▶ **Goal**
Pick every line with "Ajovalot" from the material below.

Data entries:
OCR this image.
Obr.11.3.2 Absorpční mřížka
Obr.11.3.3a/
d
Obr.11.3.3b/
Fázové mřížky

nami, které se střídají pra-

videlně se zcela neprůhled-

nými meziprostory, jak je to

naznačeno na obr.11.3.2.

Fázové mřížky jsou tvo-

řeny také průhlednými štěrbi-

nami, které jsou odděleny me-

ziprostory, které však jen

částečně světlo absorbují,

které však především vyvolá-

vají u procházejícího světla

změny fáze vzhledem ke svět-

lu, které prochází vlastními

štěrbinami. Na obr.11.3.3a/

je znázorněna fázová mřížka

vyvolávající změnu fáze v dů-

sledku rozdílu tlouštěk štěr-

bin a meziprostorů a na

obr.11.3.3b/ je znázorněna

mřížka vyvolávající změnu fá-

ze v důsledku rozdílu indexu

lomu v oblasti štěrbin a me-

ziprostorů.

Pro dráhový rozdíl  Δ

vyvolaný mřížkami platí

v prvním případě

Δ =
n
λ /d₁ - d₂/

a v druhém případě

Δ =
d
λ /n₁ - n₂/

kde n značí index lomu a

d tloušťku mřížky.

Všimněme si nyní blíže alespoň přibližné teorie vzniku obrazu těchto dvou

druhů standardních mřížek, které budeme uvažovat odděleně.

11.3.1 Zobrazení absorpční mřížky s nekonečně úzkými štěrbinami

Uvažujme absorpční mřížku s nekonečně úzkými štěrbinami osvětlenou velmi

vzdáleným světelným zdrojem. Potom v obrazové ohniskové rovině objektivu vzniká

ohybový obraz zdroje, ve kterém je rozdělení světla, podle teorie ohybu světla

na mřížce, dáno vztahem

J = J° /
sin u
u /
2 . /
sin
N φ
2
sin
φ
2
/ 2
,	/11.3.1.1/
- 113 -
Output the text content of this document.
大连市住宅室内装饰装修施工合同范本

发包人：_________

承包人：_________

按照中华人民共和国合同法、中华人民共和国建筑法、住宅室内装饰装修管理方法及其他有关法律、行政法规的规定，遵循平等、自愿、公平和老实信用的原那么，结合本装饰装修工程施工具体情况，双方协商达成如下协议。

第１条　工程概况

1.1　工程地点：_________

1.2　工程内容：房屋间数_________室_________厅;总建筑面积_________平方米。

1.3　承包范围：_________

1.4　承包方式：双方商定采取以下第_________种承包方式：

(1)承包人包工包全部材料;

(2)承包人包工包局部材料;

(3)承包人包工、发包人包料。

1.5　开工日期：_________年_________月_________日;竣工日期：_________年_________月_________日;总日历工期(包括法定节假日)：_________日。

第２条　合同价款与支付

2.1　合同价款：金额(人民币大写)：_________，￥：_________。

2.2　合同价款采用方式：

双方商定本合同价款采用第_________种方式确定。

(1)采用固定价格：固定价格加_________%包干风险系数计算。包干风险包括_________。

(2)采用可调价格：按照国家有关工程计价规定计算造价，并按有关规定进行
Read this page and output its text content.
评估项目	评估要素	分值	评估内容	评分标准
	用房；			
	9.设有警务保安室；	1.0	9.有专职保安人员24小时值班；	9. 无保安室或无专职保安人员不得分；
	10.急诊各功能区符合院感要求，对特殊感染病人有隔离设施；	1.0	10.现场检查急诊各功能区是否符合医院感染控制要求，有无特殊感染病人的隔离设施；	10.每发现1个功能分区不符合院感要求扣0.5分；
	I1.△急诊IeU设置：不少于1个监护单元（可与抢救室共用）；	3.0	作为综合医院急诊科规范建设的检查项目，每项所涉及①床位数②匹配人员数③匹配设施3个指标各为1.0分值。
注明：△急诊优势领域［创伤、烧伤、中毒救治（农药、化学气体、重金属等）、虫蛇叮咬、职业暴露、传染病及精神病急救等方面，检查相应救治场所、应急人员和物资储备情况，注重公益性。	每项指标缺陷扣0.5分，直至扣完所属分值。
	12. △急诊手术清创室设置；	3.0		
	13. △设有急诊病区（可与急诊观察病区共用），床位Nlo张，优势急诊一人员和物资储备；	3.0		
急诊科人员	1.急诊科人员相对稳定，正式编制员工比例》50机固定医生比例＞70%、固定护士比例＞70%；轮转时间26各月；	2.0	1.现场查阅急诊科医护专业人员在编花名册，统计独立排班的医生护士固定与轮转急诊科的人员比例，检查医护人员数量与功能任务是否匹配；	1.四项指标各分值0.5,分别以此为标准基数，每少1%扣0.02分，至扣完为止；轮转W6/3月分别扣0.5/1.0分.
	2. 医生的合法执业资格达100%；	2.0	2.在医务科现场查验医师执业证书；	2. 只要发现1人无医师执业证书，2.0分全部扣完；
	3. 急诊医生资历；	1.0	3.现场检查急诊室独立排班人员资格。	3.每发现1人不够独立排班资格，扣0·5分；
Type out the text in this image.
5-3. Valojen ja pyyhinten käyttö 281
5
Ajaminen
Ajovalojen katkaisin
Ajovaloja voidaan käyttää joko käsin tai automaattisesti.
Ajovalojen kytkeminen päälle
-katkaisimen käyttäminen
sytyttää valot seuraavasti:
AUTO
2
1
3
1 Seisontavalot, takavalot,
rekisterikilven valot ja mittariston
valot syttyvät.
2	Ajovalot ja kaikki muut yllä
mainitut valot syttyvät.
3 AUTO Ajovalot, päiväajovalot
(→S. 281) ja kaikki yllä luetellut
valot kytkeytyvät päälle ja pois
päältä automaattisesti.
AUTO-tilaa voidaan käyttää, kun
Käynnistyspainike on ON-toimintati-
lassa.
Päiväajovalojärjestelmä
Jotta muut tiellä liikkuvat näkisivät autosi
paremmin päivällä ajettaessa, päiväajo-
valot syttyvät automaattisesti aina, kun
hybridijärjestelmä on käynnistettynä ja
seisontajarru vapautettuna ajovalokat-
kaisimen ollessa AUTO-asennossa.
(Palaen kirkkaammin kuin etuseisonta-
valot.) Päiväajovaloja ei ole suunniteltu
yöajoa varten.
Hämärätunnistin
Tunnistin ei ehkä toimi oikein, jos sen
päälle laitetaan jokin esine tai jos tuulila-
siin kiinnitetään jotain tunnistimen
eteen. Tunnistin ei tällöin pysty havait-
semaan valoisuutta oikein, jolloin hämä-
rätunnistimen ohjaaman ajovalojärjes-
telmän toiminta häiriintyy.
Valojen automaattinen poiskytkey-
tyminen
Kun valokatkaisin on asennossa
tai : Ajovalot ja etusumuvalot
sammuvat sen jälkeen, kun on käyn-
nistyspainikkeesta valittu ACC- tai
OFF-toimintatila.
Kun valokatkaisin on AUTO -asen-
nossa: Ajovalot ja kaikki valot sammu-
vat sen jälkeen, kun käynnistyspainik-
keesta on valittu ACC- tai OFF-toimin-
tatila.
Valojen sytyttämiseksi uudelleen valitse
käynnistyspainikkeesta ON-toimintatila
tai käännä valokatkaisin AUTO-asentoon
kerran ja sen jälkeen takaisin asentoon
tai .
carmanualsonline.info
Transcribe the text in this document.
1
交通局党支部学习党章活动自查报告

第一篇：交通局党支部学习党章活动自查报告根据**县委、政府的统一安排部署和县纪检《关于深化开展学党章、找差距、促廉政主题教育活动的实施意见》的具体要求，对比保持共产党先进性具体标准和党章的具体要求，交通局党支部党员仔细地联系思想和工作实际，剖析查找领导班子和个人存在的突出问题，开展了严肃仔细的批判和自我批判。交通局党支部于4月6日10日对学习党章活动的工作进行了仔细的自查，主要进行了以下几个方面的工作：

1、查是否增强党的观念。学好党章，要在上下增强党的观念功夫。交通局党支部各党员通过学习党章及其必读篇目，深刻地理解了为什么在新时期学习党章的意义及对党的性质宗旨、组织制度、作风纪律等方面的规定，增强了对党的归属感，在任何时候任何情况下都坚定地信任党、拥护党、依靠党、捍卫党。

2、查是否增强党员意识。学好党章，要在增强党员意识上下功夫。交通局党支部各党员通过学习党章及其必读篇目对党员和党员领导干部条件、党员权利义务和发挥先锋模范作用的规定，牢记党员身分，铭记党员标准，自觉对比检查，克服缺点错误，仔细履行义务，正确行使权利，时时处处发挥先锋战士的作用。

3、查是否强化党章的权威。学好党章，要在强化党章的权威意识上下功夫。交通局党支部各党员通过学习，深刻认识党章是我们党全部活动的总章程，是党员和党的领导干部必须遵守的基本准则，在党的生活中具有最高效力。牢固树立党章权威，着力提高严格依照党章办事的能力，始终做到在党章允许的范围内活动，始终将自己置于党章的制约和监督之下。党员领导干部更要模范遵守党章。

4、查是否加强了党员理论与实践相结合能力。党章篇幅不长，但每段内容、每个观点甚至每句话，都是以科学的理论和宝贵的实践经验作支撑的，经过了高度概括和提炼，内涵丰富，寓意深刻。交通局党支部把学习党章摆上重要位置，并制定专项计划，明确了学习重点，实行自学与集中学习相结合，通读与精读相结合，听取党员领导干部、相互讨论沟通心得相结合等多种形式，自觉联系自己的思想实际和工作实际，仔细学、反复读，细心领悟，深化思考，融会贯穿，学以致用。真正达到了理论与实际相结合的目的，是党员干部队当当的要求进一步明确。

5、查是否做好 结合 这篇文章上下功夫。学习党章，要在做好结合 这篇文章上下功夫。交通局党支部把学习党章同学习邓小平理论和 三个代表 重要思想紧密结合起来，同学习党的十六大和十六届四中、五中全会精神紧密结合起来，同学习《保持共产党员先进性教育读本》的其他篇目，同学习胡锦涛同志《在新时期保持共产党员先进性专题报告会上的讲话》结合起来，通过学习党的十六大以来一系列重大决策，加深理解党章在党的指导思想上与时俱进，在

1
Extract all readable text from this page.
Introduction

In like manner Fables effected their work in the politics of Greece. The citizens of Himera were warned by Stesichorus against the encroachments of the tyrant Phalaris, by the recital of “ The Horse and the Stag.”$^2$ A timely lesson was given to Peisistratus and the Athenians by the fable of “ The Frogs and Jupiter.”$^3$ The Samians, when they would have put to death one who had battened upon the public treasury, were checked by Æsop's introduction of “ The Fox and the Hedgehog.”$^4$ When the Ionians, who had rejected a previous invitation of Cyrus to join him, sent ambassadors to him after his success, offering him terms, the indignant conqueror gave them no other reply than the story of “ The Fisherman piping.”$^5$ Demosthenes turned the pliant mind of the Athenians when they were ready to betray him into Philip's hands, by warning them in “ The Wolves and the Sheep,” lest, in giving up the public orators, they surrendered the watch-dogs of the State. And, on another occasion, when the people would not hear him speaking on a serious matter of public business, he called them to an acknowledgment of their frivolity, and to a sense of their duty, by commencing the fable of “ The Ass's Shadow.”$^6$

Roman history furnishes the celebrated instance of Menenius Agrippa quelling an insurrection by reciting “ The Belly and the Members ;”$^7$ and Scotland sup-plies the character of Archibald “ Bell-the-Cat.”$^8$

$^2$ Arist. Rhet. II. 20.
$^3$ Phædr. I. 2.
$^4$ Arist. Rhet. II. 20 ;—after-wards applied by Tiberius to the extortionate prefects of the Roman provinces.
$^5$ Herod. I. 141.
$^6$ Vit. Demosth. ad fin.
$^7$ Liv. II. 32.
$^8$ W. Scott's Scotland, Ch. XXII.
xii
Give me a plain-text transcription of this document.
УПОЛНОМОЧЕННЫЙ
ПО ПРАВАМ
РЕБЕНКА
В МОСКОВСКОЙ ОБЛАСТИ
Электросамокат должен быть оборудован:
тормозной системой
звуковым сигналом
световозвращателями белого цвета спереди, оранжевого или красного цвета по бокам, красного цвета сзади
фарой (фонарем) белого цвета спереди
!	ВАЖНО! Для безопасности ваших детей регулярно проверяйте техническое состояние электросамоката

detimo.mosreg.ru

▶ **Answer to this task**
2	Ajovalot ja kaikki muut yllä
3 AUTO Ajovalot, päiväajovalot
tai : Ajovalot ja etusumuvalot
nossa: Ajovalot ja kaikki valot sammu-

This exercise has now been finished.